» **Exercise materials**:
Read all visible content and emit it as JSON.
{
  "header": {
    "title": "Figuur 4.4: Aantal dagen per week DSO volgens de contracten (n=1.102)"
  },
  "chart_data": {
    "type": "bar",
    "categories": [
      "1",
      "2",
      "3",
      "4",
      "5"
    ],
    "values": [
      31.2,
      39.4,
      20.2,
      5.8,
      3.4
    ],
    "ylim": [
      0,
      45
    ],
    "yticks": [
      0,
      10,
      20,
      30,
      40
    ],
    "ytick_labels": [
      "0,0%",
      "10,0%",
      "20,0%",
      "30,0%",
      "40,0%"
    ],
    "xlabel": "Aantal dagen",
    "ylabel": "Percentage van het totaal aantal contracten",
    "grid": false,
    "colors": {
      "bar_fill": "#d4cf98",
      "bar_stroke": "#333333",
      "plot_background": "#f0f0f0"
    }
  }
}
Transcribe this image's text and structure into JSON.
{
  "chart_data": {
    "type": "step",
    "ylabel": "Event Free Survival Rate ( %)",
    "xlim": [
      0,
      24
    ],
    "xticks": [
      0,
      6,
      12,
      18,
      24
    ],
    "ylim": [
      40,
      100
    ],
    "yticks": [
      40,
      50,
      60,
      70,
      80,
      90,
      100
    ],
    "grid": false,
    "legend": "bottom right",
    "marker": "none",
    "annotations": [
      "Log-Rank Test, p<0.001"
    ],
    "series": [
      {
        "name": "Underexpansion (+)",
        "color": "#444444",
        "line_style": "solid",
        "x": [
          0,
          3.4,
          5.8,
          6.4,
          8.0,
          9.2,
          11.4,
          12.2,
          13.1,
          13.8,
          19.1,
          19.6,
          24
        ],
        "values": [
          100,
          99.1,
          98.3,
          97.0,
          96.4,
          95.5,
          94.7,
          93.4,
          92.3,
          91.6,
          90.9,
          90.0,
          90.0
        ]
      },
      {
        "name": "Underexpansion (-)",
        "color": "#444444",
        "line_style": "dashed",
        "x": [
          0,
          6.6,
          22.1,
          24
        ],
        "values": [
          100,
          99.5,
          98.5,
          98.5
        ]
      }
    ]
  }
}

» **Set task**:
Retype the listing above in full, with no alterations.

» **Completed exercise**:
Read all visible content and emit it as JSON.
{
  "header": {
    "title": "Figuur 4.4: Aantal dagen per week DSO volgens de contracten (n=1.102)"
  },
  "chart_data": {
    "type": "bar",
    "categories": [
      "1",
      "2",
      "3",
      "4",
      "5"
    ],
    "values": [
      31.2,
      39.4,
      20.2,
      5.8,
      3.4
    ],
    "ylim": [
      0,
      45
    ],
    "yticks": [
      0,
      10,
      20,
      30,
      40
    ],
    "ytick_labels": [
      "0,0%",
      "10,0%",
      "20,0%",
      "30,0%",
      "40,0%"
    ],
    "xlabel": "Aantal dagen",
    "ylabel": "Percentage van het totaal aantal contracten",
    "grid": false,
    "colors": {
      "bar_fill": "#d4cf98",
      "bar_stroke": "#333333",
      "plot_background": "#f0f0f0"
    }
  }
}
Transcribe this image's text and structure into JSON.
{
  "chart_data": {
    "type": "step",
    "ylabel": "Event Free Survival Rate ( %)",
    "xlim": [
      0,
      24
    ],
    "xticks": [
      0,
      6,
      12,
      18,
      24
    ],
    "ylim": [
      40,
      100
    ],
    "yticks": [
      40,
      50,
      60,
      70,
      80,
      90,
      100
    ],
    "grid": false,
    "legend": "bottom right",
    "marker": "none",
    "annotations": [
      "Log-Rank Test, p<0.001"
    ],
    "series": [
      {
        "name": "Underexpansion (+)",
        "color": "#444444",
        "line_style": "solid",
        "x": [
          0,
          3.4,
          5.8,
          6.4,
          8.0,
          9.2,
          11.4,
          12.2,
          13.1,
          13.8,
          19.1,
          19.6,
          24
        ],
        "values": [
          100,
          99.1,
          98.3,
          97.0,
          96.4,
          95.5,
          94.7,
          93.4,
          92.3,
          91.6,
          90.9,
          90.0,
          90.0
        ]
      },
      {
        "name": "Underexpansion (-)",
        "color": "#444444",
        "line_style": "dashed",
        "x": [
          0,
          6.6,
          22.1,
          24
        ],
        "values": [
          100,
          99.5,
          98.5,
          98.5
        ]
      }
    ]
  }
}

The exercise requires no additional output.